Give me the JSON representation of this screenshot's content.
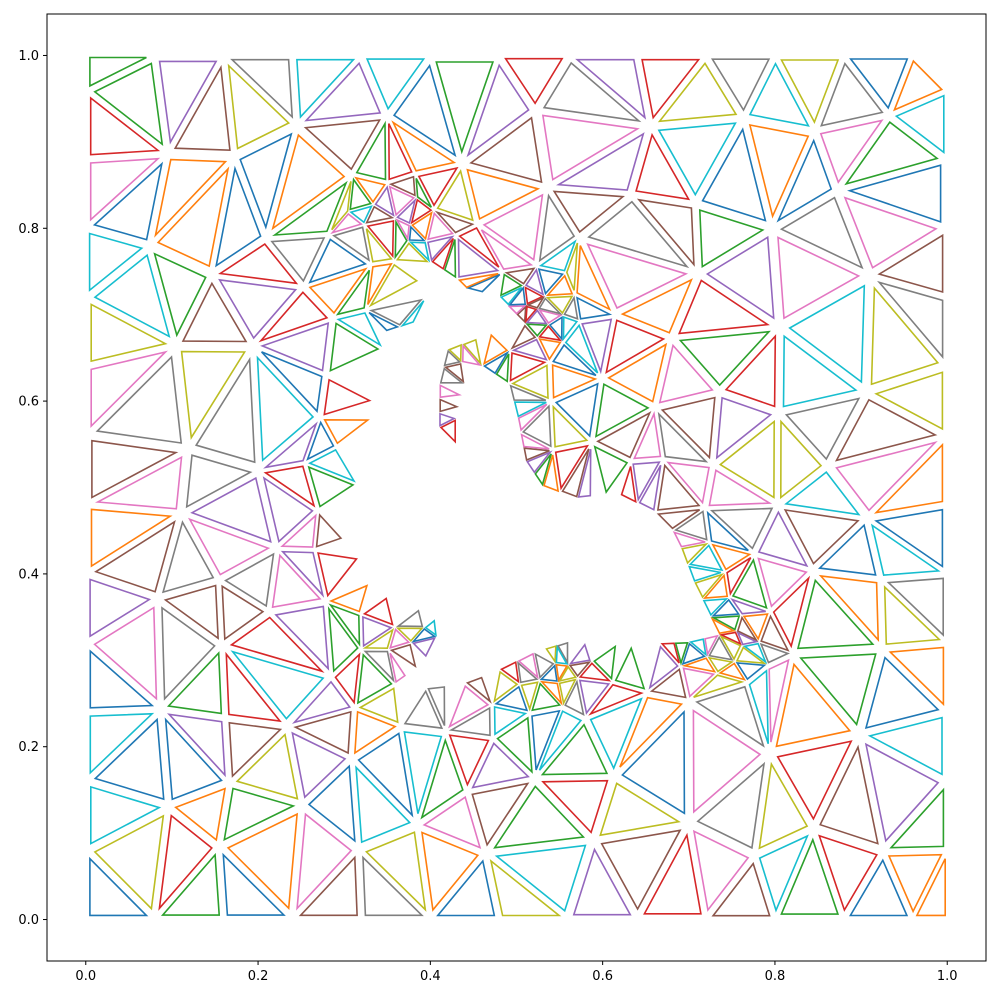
{
  "chart_data": {
    "type": "mesh",
    "title": "",
    "xlabel": "",
    "ylabel": "",
    "xlim": [
      -0.045,
      1.045
    ],
    "ylim": [
      -0.048,
      1.048
    ],
    "x_ticks": [
      "0.0",
      "0.2",
      "0.4",
      "0.6",
      "0.8",
      "1.0"
    ],
    "y_ticks": [
      "0.0",
      "0.2",
      "0.4",
      "0.6",
      "0.8",
      "1.0"
    ],
    "grid": false,
    "legend": "none",
    "triangle_shrink": 0.82,
    "domain_outer": [
      [
        0,
        0
      ],
      [
        1,
        0
      ],
      [
        1,
        1
      ],
      [
        0,
        1
      ]
    ],
    "hole_boundary": [
      [
        0.31,
        0.47
      ],
      [
        0.3,
        0.44
      ],
      [
        0.32,
        0.42
      ],
      [
        0.33,
        0.39
      ],
      [
        0.35,
        0.375
      ],
      [
        0.375,
        0.365
      ],
      [
        0.4,
        0.355
      ],
      [
        0.41,
        0.34
      ],
      [
        0.405,
        0.315
      ],
      [
        0.385,
        0.29
      ],
      [
        0.36,
        0.272
      ],
      [
        0.395,
        0.27
      ],
      [
        0.44,
        0.275
      ],
      [
        0.48,
        0.29
      ],
      [
        0.52,
        0.31
      ],
      [
        0.56,
        0.322
      ],
      [
        0.6,
        0.32
      ],
      [
        0.65,
        0.32
      ],
      [
        0.7,
        0.322
      ],
      [
        0.735,
        0.33
      ],
      [
        0.725,
        0.35
      ],
      [
        0.705,
        0.39
      ],
      [
        0.69,
        0.43
      ],
      [
        0.68,
        0.45
      ],
      [
        0.66,
        0.47
      ],
      [
        0.62,
        0.49
      ],
      [
        0.57,
        0.485
      ],
      [
        0.53,
        0.5
      ],
      [
        0.51,
        0.53
      ],
      [
        0.5,
        0.58
      ],
      [
        0.49,
        0.62
      ],
      [
        0.46,
        0.64
      ],
      [
        0.44,
        0.62
      ],
      [
        0.43,
        0.58
      ],
      [
        0.45,
        0.56
      ],
      [
        0.43,
        0.55
      ],
      [
        0.41,
        0.57
      ],
      [
        0.41,
        0.62
      ],
      [
        0.42,
        0.66
      ],
      [
        0.47,
        0.68
      ],
      [
        0.51,
        0.69
      ],
      [
        0.48,
        0.72
      ],
      [
        0.44,
        0.73
      ],
      [
        0.43,
        0.74
      ],
      [
        0.4,
        0.76
      ],
      [
        0.39,
        0.74
      ],
      [
        0.4,
        0.7
      ],
      [
        0.38,
        0.69
      ],
      [
        0.35,
        0.68
      ],
      [
        0.34,
        0.62
      ],
      [
        0.33,
        0.56
      ],
      [
        0.32,
        0.52
      ]
    ],
    "refinement_centers": [
      [
        0.4,
        0.34
      ],
      [
        0.54,
        0.3
      ],
      [
        0.75,
        0.33
      ],
      [
        0.44,
        0.61
      ],
      [
        0.37,
        0.8
      ],
      [
        0.52,
        0.7
      ]
    ],
    "series_colors": [
      "#1f77b4",
      "#ff7f0e",
      "#2ca02c",
      "#d62728",
      "#9467bd",
      "#8c564b",
      "#e377c2",
      "#7f7f7f",
      "#bcbd22",
      "#17becf"
    ]
  }
}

Written request: Print each entry shown above with exact wording and no pictures.

Answer to this problem:
Give me the JSON representation of this screenshot's content.
{
  "chart_data": {
    "type": "mesh",
    "title": "",
    "xlabel": "",
    "ylabel": "",
    "xlim": [
      -0.045,
      1.045
    ],
    "ylim": [
      -0.048,
      1.048
    ],
    "x_ticks": [
      "0.0",
      "0.2",
      "0.4",
      "0.6",
      "0.8",
      "1.0"
    ],
    "y_ticks": [
      "0.0",
      "0.2",
      "0.4",
      "0.6",
      "0.8",
      "1.0"
    ],
    "grid": false,
    "legend": "none",
    "triangle_shrink": 0.82,
    "domain_outer": [
      [
        0,
        0
      ],
      [
        1,
        0
      ],
      [
        1,
        1
      ],
      [
        0,
        1
      ]
    ],
    "hole_boundary": [
      [
        0.31,
        0.47
      ],
      [
        0.3,
        0.44
      ],
      [
        0.32,
        0.42
      ],
      [
        0.33,
        0.39
      ],
      [
        0.35,
        0.375
      ],
      [
        0.375,
        0.365
      ],
      [
        0.4,
        0.355
      ],
      [
        0.41,
        0.34
      ],
      [
        0.405,
        0.315
      ],
      [
        0.385,
        0.29
      ],
      [
        0.36,
        0.272
      ],
      [
        0.395,
        0.27
      ],
      [
        0.44,
        0.275
      ],
      [
        0.48,
        0.29
      ],
      [
        0.52,
        0.31
      ],
      [
        0.56,
        0.322
      ],
      [
        0.6,
        0.32
      ],
      [
        0.65,
        0.32
      ],
      [
        0.7,
        0.322
      ],
      [
        0.735,
        0.33
      ],
      [
        0.725,
        0.35
      ],
      [
        0.705,
        0.39
      ],
      [
        0.69,
        0.43
      ],
      [
        0.68,
        0.45
      ],
      [
        0.66,
        0.47
      ],
      [
        0.62,
        0.49
      ],
      [
        0.57,
        0.485
      ],
      [
        0.53,
        0.5
      ],
      [
        0.51,
        0.53
      ],
      [
        0.5,
        0.58
      ],
      [
        0.49,
        0.62
      ],
      [
        0.46,
        0.64
      ],
      [
        0.44,
        0.62
      ],
      [
        0.43,
        0.58
      ],
      [
        0.45,
        0.56
      ],
      [
        0.43,
        0.55
      ],
      [
        0.41,
        0.57
      ],
      [
        0.41,
        0.62
      ],
      [
        0.42,
        0.66
      ],
      [
        0.47,
        0.68
      ],
      [
        0.51,
        0.69
      ],
      [
        0.48,
        0.72
      ],
      [
        0.44,
        0.73
      ],
      [
        0.43,
        0.74
      ],
      [
        0.4,
        0.76
      ],
      [
        0.39,
        0.74
      ],
      [
        0.4,
        0.7
      ],
      [
        0.38,
        0.69
      ],
      [
        0.35,
        0.68
      ],
      [
        0.34,
        0.62
      ],
      [
        0.33,
        0.56
      ],
      [
        0.32,
        0.52
      ]
    ],
    "refinement_centers": [
      [
        0.4,
        0.34
      ],
      [
        0.54,
        0.3
      ],
      [
        0.75,
        0.33
      ],
      [
        0.44,
        0.61
      ],
      [
        0.37,
        0.8
      ],
      [
        0.52,
        0.7
      ]
    ],
    "series_colors": [
      "#1f77b4",
      "#ff7f0e",
      "#2ca02c",
      "#d62728",
      "#9467bd",
      "#8c564b",
      "#e377c2",
      "#7f7f7f",
      "#bcbd22",
      "#17becf"
    ]
  }
}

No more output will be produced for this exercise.